**Extracted records:**

--- Begin ---

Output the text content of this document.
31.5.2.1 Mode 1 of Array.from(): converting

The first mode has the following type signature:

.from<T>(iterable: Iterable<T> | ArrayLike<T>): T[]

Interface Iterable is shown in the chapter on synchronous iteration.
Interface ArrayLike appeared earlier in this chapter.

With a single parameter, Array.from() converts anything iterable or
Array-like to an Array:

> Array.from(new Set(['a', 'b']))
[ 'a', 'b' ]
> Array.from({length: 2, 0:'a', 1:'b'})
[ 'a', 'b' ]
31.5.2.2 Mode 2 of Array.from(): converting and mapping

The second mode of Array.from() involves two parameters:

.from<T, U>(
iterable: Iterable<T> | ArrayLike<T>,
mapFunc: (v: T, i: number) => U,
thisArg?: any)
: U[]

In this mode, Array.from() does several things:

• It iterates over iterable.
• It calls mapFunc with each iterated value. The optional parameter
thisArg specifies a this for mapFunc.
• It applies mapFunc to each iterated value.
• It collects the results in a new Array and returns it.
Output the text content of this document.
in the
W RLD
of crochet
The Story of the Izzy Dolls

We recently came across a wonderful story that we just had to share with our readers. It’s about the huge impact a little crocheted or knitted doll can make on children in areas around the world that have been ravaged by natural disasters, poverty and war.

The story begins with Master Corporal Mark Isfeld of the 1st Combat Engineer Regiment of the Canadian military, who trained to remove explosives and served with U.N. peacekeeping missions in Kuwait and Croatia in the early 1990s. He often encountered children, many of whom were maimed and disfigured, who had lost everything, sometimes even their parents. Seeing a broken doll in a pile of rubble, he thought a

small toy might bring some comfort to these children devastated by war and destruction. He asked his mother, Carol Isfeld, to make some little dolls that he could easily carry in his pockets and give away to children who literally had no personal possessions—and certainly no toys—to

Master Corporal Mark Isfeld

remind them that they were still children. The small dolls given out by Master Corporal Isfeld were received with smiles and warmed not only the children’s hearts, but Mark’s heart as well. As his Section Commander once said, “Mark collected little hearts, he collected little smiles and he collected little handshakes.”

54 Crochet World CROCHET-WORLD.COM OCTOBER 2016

--- End ---

**Written task:** List every line from the entries above in which "Interface" appears.

**The solution:**
Interface Iterable is shown in the chapter on synchronous iteration.
Interface ArrayLike appeared earlier in this chapter.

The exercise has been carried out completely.